- WHAT YOU NEED TO DO
Return the count of lines with the string "conversations" in them, and nothing else.

- GIVEN RECORDS
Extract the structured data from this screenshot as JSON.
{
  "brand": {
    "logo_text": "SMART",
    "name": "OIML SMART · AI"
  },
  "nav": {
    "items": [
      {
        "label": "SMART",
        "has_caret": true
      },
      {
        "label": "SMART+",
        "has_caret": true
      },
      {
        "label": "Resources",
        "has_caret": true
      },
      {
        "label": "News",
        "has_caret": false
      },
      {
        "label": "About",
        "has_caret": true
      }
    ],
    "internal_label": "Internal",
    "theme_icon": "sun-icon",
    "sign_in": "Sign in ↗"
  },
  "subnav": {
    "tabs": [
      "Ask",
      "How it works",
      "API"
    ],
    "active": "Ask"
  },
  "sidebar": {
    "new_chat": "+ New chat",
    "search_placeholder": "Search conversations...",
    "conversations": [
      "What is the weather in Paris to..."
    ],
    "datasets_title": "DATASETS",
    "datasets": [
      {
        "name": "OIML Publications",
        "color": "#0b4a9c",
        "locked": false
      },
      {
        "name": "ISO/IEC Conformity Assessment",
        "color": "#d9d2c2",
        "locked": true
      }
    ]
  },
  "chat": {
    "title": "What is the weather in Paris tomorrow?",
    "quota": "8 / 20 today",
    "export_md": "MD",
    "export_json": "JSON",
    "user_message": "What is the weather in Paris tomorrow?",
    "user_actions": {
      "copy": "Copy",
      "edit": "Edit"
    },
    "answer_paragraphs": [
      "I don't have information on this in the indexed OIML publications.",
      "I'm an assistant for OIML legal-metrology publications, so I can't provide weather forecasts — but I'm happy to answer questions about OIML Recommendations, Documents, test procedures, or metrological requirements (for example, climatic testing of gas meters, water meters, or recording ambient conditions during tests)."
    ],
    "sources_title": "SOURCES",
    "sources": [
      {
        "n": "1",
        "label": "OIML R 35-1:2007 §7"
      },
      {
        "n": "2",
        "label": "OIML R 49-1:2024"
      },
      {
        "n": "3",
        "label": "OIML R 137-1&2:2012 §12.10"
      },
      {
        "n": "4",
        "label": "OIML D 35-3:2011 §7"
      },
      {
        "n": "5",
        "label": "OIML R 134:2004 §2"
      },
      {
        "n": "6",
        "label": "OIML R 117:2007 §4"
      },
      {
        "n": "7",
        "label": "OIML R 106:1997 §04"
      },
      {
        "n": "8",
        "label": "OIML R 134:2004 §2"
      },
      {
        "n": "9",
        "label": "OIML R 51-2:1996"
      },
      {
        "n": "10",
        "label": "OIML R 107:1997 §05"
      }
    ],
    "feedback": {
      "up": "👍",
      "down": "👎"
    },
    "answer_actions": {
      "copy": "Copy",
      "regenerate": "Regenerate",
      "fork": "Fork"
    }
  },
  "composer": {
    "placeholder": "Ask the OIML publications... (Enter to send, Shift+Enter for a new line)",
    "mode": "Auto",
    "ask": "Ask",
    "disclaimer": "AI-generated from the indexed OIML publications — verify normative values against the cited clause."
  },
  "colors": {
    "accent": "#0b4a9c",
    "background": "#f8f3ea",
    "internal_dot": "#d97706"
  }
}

- WRITTEN RESPONSE
2